[Part of a data file]
^^^^^^^^^^^^^^^^

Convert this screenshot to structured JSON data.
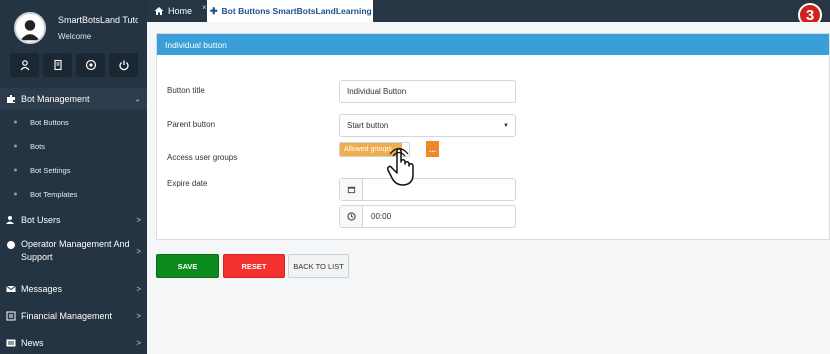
{
  "user": {
    "name": "SmartBotsLand Tutor",
    "greeting": "Welcome"
  },
  "quick_actions": [
    {
      "icon": "user-icon"
    },
    {
      "icon": "document-icon"
    },
    {
      "icon": "help-icon"
    },
    {
      "icon": "power-icon"
    }
  ],
  "sidebar": {
    "bot_management": {
      "label": "Bot Management",
      "arrow": "⌄"
    },
    "sub_items": [
      "Bot Buttons",
      "Bots",
      "Bot Settings",
      "Bot Templates"
    ],
    "bot_users": {
      "label": "Bot Users",
      "arrow": ">"
    },
    "operator": {
      "label": "Operator Management And Support",
      "arrow": ">"
    },
    "messages": {
      "label": "Messages",
      "arrow": ">"
    },
    "financial": {
      "label": "Financial Management",
      "arrow": ">"
    },
    "news": {
      "label": "News",
      "arrow": ">"
    }
  },
  "tabs": {
    "home": "Home",
    "close": "×",
    "active": "Bot Buttons SmartBotsLandLearning"
  },
  "step_badge": "3",
  "form": {
    "header": "Individual button",
    "button_title_label": "Button title",
    "button_title_value": "Individual Button",
    "parent_label": "Parent button",
    "parent_value": "Start button",
    "access_label": "Access user groups",
    "access_tag": "Allowed groups",
    "access_picker": "...",
    "expire_label": "Expire date",
    "expire_date_value": "",
    "expire_time_value": "00:00"
  },
  "actions": {
    "save": "SAVE",
    "reset": "RESET",
    "back": "BACK TO LIST"
  },
  "colors": {
    "sidebar": "#253443",
    "header": "#3a9ed9",
    "save": "#0b8a1e",
    "reset": "#f3312f",
    "tag": "#f0ad4e",
    "badge": "#d0221d"
  }
}
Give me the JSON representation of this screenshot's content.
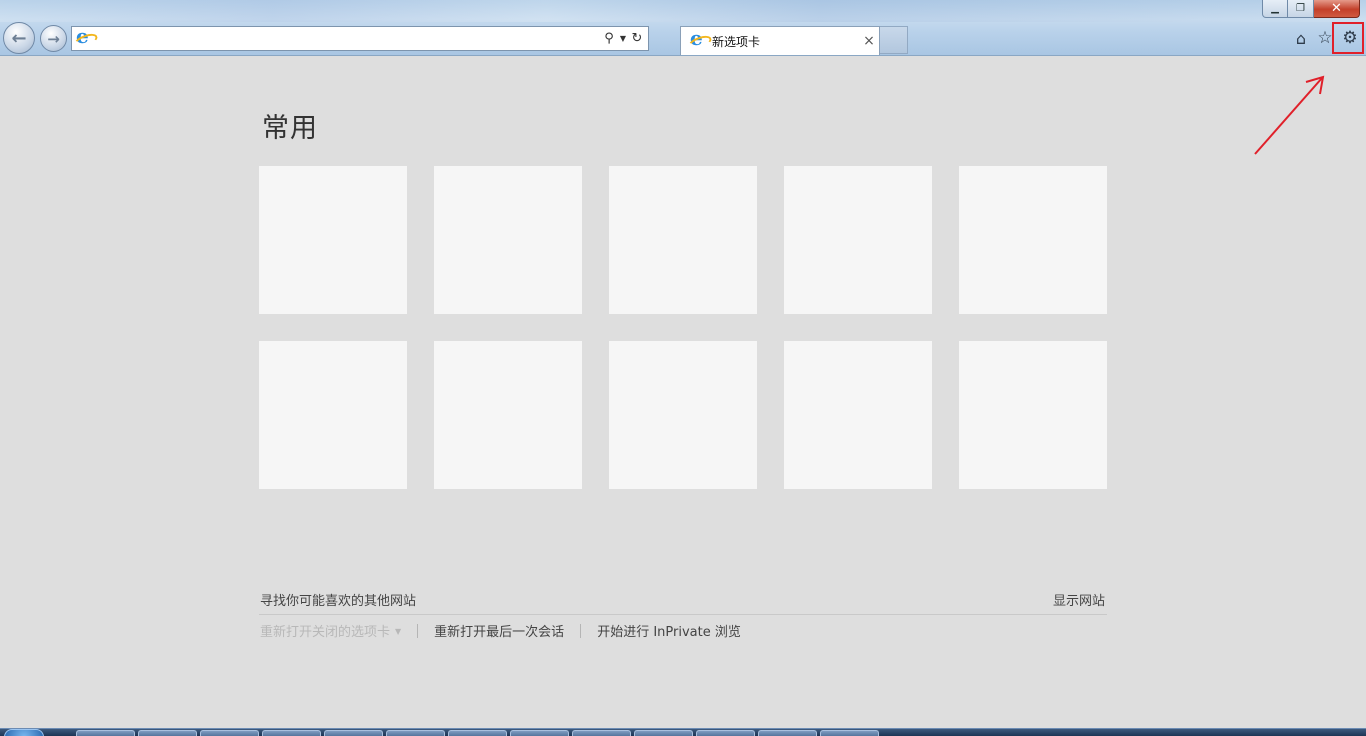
{
  "window": {
    "controls": {
      "minimize": "▁",
      "restore": "❐",
      "close": "✕"
    }
  },
  "nav": {
    "back_icon": "back-arrow-icon",
    "back_glyph": "←",
    "forward_icon": "forward-arrow-icon",
    "forward_glyph": "→"
  },
  "addressbar": {
    "value": "",
    "placeholder": "",
    "search_glyph": "⚲",
    "dropdown_glyph": "▼",
    "refresh_glyph": "↻"
  },
  "tab": {
    "label": "新选项卡",
    "close_glyph": "×"
  },
  "toolbar": {
    "home_glyph": "⌂",
    "favorites_glyph": "☆",
    "tools_glyph": "⚙"
  },
  "annotation": {
    "highlight_color": "#e0202a"
  },
  "newtab": {
    "title": "常用",
    "tiles_count": 10,
    "suggest_label": "寻找你可能喜欢的其他网站",
    "show_sites_label": "显示网站",
    "reopen_closed_label": "重新打开关闭的选项卡",
    "reopen_session_label": "重新打开最后一次会话",
    "inprivate_label": "开始进行 InPrivate 浏览"
  },
  "colors": {
    "page_bg": "#dedede",
    "tile_bg": "#f6f6f6",
    "titlebar": "#b8d1ea",
    "accent_red": "#e0202a"
  }
}
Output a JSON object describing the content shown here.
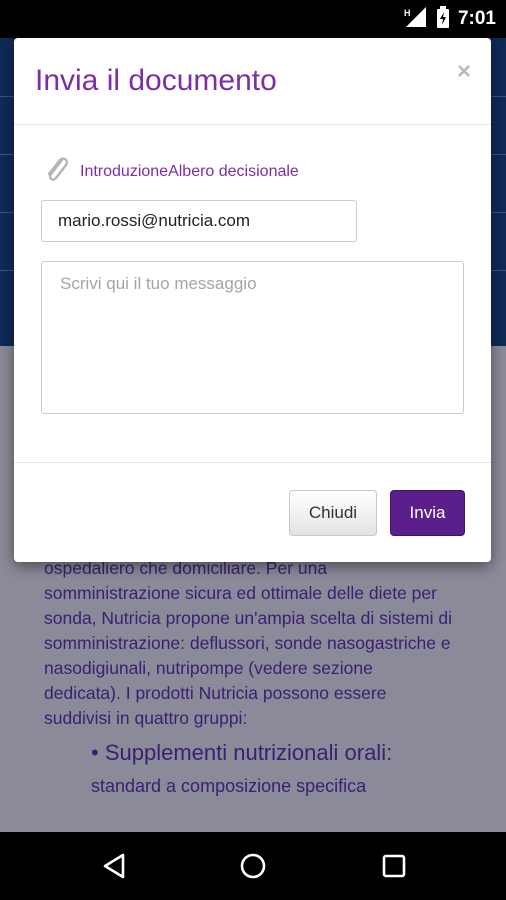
{
  "status_bar": {
    "time": "7:01",
    "icons": [
      "signal-icon",
      "battery-icon"
    ],
    "signal_label": "H"
  },
  "background_page": {
    "paragraph_lines": [
      "ospedaliero che domiciliare. Per una",
      "somministrazione sicura ed ottimale delle diete per",
      "sonda, Nutricia propone un'ampia scelta di sistemi di",
      "somministrazione: deflussori, sonde nasogastriche e",
      "nasodigiunali, nutripompe (vedere sezione",
      "dedicata). I prodotti Nutricia possono essere",
      "suddivisi in quattro gruppi:"
    ],
    "bullet": "• Supplementi nutrizionali orali:",
    "bullet_sub": "standard a composizione specifica"
  },
  "dialog": {
    "title": "Invia il documento",
    "close_glyph": "×",
    "attachment": {
      "icon": "paperclip-icon",
      "label": "IntroduzioneAlbero decisionale"
    },
    "email_value": "mario.rossi@nutricia.com",
    "message_placeholder": "Scrivi qui il tuo messaggio",
    "buttons": {
      "close_label": "Chiudi",
      "send_label": "Invia"
    }
  },
  "nav_bar": {
    "icons": [
      "back-icon",
      "home-icon",
      "recents-icon"
    ]
  },
  "colors": {
    "accent": "#7b2fa7",
    "primary_button": "#5a1f8a",
    "app_header": "#0f2a57",
    "scrim": "#8a8a98"
  }
}
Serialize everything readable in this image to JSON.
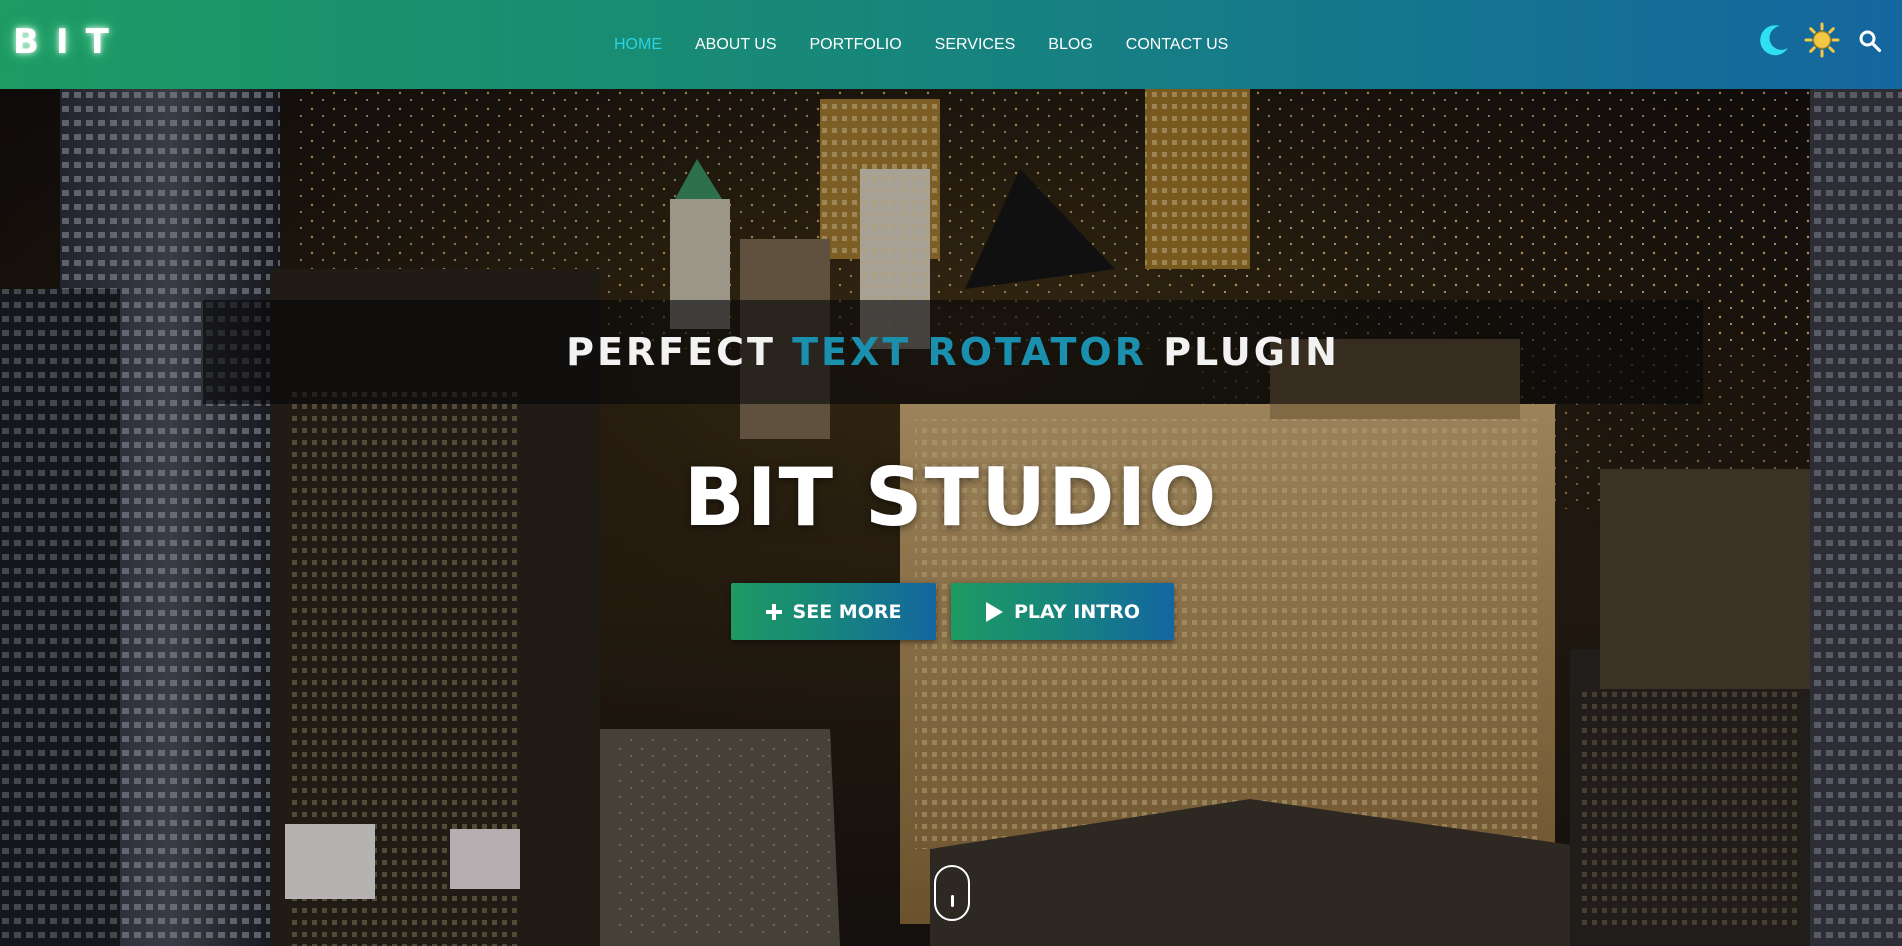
{
  "header": {
    "logo": "BIT",
    "nav": [
      {
        "label": "HOME",
        "active": true
      },
      {
        "label": "ABOUT US",
        "active": false
      },
      {
        "label": "PORTFOLIO",
        "active": false
      },
      {
        "label": "SERVICES",
        "active": false
      },
      {
        "label": "BLOG",
        "active": false
      },
      {
        "label": "CONTACT US",
        "active": false
      }
    ],
    "icons": [
      "moon-icon",
      "sun-icon",
      "search-icon"
    ],
    "gradient": [
      "#1e9a63",
      "#17877a",
      "#1466a0"
    ],
    "active_color": "#27d3e6"
  },
  "hero": {
    "rotator": {
      "prefix": "PERFECT",
      "highlight": "TEXT ROTATOR",
      "suffix": "PLUGIN",
      "highlight_color": "#1a8fae"
    },
    "title": "BIT STUDIO",
    "buttons": {
      "see_more": "SEE MORE",
      "play_intro": "PLAY INTRO"
    },
    "background": "night city skyline (aerial)",
    "scroll_indicator_icon": "mouse-scroll-icon"
  }
}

^^^^^^^^^^^^^^^^

## Direction
Return each line from the material above exactly, but not the pictures.

## Task result
Convert this screenshot to structured JSON data.
{
  "user": {
    "name": "SmartBotsLand Tutor",
    "greeting": "Welcome"
  },
  "quick_actions": [
    {
      "icon": "user-icon"
    },
    {
      "icon": "document-icon"
    },
    {
      "icon": "help-icon"
    },
    {
      "icon": "power-icon"
    }
  ],
  "sidebar": {
    "bot_management": {
      "label": "Bot Management",
      "arrow": "⌄"
    },
    "sub_items": [
      "Bot Buttons",
      "Bots",
      "Bot Settings",
      "Bot Templates"
    ],
    "bot_users": {
      "label": "Bot Users",
      "arrow": ">"
    },
    "operator": {
      "label": "Operator Management And Support",
      "arrow": ">"
    },
    "messages": {
      "label": "Messages",
      "arrow": ">"
    },
    "financial": {
      "label": "Financial Management",
      "arrow": ">"
    },
    "news": {
      "label": "News",
      "arrow": ">"
    }
  },
  "tabs": {
    "home": "Home",
    "close": "×",
    "active": "Bot Buttons SmartBotsLandLearning"
  },
  "step_badge": "3",
  "form": {
    "header": "Individual button",
    "button_title_label": "Button title",
    "button_title_value": "Individual Button",
    "parent_label": "Parent button",
    "parent_value": "Start button",
    "access_label": "Access user groups",
    "access_tag": "Allowed groups",
    "access_picker": "...",
    "expire_label": "Expire date",
    "expire_date_value": "",
    "expire_time_value": "00:00"
  },
  "actions": {
    "save": "SAVE",
    "reset": "RESET",
    "back": "BACK TO LIST"
  },
  "colors": {
    "sidebar": "#253443",
    "header": "#3a9ed9",
    "save": "#0b8a1e",
    "reset": "#f3312f",
    "tag": "#f0ad4e",
    "badge": "#d0221d"
  }
}
Give me the JSON representation of this screenshot's content.
{
  "window": {
    "controls": {
      "minimize": "▁",
      "restore": "❐",
      "close": "✕"
    }
  },
  "nav": {
    "back_icon": "back-arrow-icon",
    "back_glyph": "←",
    "forward_icon": "forward-arrow-icon",
    "forward_glyph": "→"
  },
  "addressbar": {
    "value": "",
    "placeholder": "",
    "search_glyph": "⚲",
    "dropdown_glyph": "▼",
    "refresh_glyph": "↻"
  },
  "tab": {
    "label": "新选项卡",
    "close_glyph": "×"
  },
  "toolbar": {
    "home_glyph": "⌂",
    "favorites_glyph": "☆",
    "tools_glyph": "⚙"
  },
  "annotation": {
    "highlight_color": "#e0202a"
  },
  "newtab": {
    "title": "常用",
    "tiles_count": 10,
    "suggest_label": "寻找你可能喜欢的其他网站",
    "show_sites_label": "显示网站",
    "reopen_closed_label": "重新打开关闭的选项卡",
    "reopen_session_label": "重新打开最后一次会话",
    "inprivate_label": "开始进行 InPrivate 浏览"
  },
  "colors": {
    "page_bg": "#dedede",
    "tile_bg": "#f6f6f6",
    "titlebar": "#b8d1ea",
    "accent_red": "#e0202a"
  }
}
Output a JSON object describing the content shown here.
{
  "status_bar": {
    "time": "7:01",
    "icons": [
      "signal-icon",
      "battery-icon"
    ],
    "signal_label": "H"
  },
  "background_page": {
    "paragraph_lines": [
      "ospedaliero che domiciliare. Per una",
      "somministrazione sicura ed ottimale delle diete per",
      "sonda, Nutricia propone un'ampia scelta di sistemi di",
      "somministrazione: deflussori, sonde nasogastriche e",
      "nasodigiunali, nutripompe (vedere sezione",
      "dedicata). I prodotti Nutricia possono essere",
      "suddivisi in quattro gruppi:"
    ],
    "bullet": "• Supplementi nutrizionali orali:",
    "bullet_sub": "standard a composizione specifica"
  },
  "dialog": {
    "title": "Invia il documento",
    "close_glyph": "×",
    "attachment": {
      "icon": "paperclip-icon",
      "label": "IntroduzioneAlbero decisionale"
    },
    "email_value": "mario.rossi@nutricia.com",
    "message_placeholder": "Scrivi qui il tuo messaggio",
    "buttons": {
      "close_label": "Chiudi",
      "send_label": "Invia"
    }
  },
  "nav_bar": {
    "icons": [
      "back-icon",
      "home-icon",
      "recents-icon"
    ]
  },
  "colors": {
    "accent": "#7b2fa7",
    "primary_button": "#5a1f8a",
    "app_header": "#0f2a57",
    "scrim": "#8a8a98"
  }
}
Serialize everything readable in this image to JSON.
{
  "header": {
    "logo": "BIT",
    "nav": [
      {
        "label": "HOME",
        "active": true
      },
      {
        "label": "ABOUT US",
        "active": false
      },
      {
        "label": "PORTFOLIO",
        "active": false
      },
      {
        "label": "SERVICES",
        "active": false
      },
      {
        "label": "BLOG",
        "active": false
      },
      {
        "label": "CONTACT US",
        "active": false
      }
    ],
    "icons": [
      "moon-icon",
      "sun-icon",
      "search-icon"
    ],
    "gradient": [
      "#1e9a63",
      "#17877a",
      "#1466a0"
    ],
    "active_color": "#27d3e6"
  },
  "hero": {
    "rotator": {
      "prefix": "PERFECT",
      "highlight": "TEXT ROTATOR",
      "suffix": "PLUGIN",
      "highlight_color": "#1a8fae"
    },
    "title": "BIT STUDIO",
    "buttons": {
      "see_more": "SEE MORE",
      "play_intro": "PLAY INTRO"
    },
    "background": "night city skyline (aerial)",
    "scroll_indicator_icon": "mouse-scroll-icon"
  }
}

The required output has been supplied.